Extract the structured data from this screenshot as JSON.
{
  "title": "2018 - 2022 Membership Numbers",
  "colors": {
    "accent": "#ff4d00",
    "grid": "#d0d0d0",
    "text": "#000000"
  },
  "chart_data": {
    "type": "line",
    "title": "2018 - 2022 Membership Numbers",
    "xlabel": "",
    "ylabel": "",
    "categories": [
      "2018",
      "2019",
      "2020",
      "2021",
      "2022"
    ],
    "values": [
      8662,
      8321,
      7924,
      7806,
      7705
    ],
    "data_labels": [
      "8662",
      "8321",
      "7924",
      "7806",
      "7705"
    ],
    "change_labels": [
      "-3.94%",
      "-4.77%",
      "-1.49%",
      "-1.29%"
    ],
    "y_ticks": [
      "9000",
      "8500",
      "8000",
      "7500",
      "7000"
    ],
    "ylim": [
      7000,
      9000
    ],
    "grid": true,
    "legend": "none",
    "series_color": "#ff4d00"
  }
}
────────
GIVEN INSTRUCTION
Produce a verbatim transcription of the entries above.

OUTPUT
Extract the structured data from this screenshot as JSON.
{
  "title": "2018 - 2022 Membership Numbers",
  "colors": {
    "accent": "#ff4d00",
    "grid": "#d0d0d0",
    "text": "#000000"
  },
  "chart_data": {
    "type": "line",
    "title": "2018 - 2022 Membership Numbers",
    "xlabel": "",
    "ylabel": "",
    "categories": [
      "2018",
      "2019",
      "2020",
      "2021",
      "2022"
    ],
    "values": [
      8662,
      8321,
      7924,
      7806,
      7705
    ],
    "data_labels": [
      "8662",
      "8321",
      "7924",
      "7806",
      "7705"
    ],
    "change_labels": [
      "-3.94%",
      "-4.77%",
      "-1.49%",
      "-1.29%"
    ],
    "y_ticks": [
      "9000",
      "8500",
      "8000",
      "7500",
      "7000"
    ],
    "ylim": [
      7000,
      9000
    ],
    "grid": true,
    "legend": "none",
    "series_color": "#ff4d00"
  }
}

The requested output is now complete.